--- START ---
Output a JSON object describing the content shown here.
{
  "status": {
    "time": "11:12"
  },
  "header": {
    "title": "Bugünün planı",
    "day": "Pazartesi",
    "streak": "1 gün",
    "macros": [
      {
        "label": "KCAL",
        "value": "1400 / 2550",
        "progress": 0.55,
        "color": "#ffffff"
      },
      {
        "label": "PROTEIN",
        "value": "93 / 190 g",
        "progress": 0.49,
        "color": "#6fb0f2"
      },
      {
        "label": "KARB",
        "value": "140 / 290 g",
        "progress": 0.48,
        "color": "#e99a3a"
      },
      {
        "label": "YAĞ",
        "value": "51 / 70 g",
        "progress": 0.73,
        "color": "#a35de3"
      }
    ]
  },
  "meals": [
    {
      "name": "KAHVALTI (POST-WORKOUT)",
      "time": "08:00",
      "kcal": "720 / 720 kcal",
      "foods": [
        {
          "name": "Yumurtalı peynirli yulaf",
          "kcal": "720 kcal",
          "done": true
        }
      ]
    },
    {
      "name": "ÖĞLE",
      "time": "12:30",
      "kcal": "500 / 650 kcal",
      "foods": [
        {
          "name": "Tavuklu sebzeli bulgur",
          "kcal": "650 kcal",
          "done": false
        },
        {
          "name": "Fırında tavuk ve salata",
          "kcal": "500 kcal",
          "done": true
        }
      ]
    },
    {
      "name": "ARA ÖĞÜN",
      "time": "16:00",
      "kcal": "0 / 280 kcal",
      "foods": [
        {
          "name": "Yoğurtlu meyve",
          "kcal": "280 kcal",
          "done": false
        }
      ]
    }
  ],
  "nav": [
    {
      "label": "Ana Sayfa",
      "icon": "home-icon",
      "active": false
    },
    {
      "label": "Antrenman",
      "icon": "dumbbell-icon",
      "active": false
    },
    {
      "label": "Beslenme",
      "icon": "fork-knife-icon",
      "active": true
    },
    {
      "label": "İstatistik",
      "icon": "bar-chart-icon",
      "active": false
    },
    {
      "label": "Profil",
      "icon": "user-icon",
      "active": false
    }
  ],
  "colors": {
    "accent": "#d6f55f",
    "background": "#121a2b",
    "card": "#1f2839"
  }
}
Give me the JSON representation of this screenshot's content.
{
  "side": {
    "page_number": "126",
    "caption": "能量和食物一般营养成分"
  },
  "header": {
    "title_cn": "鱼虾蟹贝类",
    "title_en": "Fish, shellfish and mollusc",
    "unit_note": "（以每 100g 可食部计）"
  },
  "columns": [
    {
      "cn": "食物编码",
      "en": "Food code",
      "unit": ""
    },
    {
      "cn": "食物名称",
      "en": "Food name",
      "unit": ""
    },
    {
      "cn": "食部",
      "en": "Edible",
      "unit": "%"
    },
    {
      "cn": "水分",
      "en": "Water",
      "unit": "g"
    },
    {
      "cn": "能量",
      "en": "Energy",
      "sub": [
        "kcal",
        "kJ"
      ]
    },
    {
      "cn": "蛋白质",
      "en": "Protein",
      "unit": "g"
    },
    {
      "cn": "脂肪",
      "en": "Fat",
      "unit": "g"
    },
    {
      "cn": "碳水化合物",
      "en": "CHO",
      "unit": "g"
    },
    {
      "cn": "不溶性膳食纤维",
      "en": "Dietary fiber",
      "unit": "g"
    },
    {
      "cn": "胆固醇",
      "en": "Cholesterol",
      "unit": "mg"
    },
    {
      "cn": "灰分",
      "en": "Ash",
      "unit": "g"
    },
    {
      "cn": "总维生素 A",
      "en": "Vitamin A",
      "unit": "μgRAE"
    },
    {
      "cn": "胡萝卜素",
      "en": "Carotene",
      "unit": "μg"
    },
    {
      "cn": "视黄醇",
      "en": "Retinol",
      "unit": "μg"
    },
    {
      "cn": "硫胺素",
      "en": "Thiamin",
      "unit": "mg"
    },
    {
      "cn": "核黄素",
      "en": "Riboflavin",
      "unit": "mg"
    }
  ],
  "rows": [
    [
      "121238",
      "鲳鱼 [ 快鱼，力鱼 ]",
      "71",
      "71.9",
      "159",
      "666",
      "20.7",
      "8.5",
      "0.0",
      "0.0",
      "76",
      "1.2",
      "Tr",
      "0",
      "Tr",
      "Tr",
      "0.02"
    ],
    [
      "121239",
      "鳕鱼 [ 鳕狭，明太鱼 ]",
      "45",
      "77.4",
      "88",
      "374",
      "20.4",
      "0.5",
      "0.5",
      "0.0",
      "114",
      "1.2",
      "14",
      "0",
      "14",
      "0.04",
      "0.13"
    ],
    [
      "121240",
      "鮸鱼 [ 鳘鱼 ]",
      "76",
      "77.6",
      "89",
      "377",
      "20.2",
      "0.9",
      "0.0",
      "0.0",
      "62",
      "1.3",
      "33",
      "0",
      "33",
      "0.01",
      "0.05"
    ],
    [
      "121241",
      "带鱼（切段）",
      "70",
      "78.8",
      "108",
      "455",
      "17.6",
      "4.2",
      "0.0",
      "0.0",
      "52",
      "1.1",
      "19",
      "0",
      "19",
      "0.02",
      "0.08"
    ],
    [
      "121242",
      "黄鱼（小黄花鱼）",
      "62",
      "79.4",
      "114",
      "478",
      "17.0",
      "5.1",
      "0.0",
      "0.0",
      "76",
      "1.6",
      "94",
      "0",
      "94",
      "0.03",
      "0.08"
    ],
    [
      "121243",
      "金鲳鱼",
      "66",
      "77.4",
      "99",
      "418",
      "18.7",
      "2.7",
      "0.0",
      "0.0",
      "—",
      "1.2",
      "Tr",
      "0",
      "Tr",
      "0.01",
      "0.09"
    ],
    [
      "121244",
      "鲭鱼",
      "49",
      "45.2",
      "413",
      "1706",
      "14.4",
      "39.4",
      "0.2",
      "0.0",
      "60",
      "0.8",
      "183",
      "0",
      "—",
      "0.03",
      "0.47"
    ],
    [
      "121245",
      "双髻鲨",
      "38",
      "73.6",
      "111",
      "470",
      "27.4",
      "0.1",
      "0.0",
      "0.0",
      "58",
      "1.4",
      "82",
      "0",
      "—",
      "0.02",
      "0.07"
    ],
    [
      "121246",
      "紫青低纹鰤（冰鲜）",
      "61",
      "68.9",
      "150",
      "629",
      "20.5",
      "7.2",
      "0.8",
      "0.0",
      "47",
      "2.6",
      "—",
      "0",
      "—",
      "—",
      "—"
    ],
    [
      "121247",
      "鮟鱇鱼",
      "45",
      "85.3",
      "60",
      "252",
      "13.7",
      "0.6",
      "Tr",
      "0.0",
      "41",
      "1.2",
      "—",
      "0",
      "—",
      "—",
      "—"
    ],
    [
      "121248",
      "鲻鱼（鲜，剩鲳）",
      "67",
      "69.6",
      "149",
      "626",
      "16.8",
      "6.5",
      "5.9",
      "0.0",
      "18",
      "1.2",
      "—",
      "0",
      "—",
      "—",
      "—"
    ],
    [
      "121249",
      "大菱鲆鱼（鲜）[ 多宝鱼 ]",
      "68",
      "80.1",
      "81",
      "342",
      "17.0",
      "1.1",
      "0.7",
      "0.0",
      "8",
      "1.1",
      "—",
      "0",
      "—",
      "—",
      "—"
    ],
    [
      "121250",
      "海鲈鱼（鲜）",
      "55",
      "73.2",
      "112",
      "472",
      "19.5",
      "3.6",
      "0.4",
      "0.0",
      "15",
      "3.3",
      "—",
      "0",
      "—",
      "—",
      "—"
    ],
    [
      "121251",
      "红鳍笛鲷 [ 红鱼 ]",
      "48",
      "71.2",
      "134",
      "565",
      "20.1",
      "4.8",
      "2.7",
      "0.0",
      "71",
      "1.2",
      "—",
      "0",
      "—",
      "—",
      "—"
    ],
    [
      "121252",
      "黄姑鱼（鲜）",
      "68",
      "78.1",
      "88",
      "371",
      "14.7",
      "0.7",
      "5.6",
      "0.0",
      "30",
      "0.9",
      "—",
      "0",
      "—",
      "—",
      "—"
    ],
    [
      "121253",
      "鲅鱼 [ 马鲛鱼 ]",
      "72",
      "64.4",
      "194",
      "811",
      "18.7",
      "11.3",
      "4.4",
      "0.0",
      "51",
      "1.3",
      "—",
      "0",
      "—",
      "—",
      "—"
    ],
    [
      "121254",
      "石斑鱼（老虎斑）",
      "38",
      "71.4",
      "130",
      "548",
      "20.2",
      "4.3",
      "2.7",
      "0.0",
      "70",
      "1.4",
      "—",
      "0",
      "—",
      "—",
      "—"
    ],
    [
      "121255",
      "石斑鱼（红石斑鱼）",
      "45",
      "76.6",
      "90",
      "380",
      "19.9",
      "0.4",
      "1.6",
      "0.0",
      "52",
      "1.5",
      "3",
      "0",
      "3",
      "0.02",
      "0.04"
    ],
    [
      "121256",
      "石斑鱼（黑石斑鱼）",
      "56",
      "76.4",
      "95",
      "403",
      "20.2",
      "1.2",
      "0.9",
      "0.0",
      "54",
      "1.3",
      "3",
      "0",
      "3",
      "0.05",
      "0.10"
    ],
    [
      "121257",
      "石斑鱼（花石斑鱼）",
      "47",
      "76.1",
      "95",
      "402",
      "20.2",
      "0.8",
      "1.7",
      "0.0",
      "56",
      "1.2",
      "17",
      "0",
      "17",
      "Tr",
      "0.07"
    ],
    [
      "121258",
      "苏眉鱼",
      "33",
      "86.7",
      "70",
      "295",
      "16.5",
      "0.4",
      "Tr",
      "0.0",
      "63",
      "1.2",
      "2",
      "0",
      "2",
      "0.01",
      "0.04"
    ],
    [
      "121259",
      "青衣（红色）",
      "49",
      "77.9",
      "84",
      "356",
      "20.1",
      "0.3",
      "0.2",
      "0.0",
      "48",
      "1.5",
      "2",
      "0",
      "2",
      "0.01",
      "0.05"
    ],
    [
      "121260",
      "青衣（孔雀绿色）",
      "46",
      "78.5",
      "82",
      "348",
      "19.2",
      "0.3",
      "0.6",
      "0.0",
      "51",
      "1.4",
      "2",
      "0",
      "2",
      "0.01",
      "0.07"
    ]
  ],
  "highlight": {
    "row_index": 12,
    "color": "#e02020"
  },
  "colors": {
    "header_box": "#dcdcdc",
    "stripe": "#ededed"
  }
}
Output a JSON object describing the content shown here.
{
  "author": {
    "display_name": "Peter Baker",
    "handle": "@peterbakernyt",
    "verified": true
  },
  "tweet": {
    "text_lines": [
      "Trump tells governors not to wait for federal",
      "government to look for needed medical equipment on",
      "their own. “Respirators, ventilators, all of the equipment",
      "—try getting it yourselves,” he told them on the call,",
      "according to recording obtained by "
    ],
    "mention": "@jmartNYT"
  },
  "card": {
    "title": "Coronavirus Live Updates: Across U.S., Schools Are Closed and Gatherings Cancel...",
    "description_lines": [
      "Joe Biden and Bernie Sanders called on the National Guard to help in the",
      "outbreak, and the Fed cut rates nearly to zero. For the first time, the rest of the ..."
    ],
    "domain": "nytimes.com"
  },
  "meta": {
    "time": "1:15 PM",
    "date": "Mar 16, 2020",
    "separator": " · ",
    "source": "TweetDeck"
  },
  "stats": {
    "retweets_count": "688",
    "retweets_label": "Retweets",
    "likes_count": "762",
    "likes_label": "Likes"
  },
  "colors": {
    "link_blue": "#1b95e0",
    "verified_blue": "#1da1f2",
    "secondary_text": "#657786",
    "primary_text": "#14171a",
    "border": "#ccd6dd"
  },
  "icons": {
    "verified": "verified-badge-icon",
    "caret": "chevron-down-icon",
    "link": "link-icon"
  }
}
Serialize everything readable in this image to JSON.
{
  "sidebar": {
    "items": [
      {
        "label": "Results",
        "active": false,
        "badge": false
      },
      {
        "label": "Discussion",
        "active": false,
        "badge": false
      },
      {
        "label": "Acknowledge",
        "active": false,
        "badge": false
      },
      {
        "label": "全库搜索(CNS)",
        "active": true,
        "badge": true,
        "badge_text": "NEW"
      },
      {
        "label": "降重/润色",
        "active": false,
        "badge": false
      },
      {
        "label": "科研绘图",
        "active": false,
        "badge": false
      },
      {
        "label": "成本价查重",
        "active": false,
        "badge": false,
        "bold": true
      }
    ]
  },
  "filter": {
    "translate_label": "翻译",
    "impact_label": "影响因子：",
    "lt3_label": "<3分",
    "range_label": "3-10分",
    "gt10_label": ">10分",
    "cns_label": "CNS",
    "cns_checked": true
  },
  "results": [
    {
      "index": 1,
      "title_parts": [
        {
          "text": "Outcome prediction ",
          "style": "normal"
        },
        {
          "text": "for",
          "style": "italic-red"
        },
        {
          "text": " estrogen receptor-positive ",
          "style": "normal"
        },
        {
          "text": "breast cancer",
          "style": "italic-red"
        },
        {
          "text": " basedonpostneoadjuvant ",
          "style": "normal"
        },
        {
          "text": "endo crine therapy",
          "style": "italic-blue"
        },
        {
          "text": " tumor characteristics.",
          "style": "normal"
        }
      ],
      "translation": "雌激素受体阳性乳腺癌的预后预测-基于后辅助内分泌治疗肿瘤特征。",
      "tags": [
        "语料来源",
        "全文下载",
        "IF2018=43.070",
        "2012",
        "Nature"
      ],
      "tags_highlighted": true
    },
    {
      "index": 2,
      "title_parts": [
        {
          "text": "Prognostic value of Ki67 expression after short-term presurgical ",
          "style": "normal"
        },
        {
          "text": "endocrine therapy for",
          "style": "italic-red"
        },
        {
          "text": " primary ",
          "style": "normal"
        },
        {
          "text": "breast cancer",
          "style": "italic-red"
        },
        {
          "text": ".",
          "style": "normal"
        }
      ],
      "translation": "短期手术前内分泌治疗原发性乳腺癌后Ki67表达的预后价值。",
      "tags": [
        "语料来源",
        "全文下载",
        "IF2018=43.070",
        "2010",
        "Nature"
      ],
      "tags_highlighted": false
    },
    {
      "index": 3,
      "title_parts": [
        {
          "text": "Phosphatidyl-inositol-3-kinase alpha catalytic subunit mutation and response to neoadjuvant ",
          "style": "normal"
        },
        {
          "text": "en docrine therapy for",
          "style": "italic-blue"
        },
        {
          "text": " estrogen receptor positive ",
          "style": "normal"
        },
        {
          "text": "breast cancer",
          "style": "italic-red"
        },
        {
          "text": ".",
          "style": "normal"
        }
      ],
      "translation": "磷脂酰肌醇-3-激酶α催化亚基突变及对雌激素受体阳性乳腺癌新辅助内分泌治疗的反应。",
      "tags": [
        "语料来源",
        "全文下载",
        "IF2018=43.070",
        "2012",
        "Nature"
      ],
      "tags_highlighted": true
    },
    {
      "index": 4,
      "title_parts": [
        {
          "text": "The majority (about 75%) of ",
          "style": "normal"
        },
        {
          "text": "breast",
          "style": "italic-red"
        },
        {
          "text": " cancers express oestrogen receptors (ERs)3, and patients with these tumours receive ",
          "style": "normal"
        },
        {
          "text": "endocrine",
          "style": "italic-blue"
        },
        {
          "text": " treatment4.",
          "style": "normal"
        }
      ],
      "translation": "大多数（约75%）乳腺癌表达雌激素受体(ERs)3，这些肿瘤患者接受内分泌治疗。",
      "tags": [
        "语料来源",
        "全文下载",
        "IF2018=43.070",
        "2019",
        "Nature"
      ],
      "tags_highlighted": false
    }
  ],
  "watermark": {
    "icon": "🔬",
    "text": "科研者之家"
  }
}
--- END ---
Pull out every line of the records above that contains the word "equipment".

Solution for this task:
      "government to look for needed medical equipment on",
      "their own. “Respirators, ventilators, all of the equipment",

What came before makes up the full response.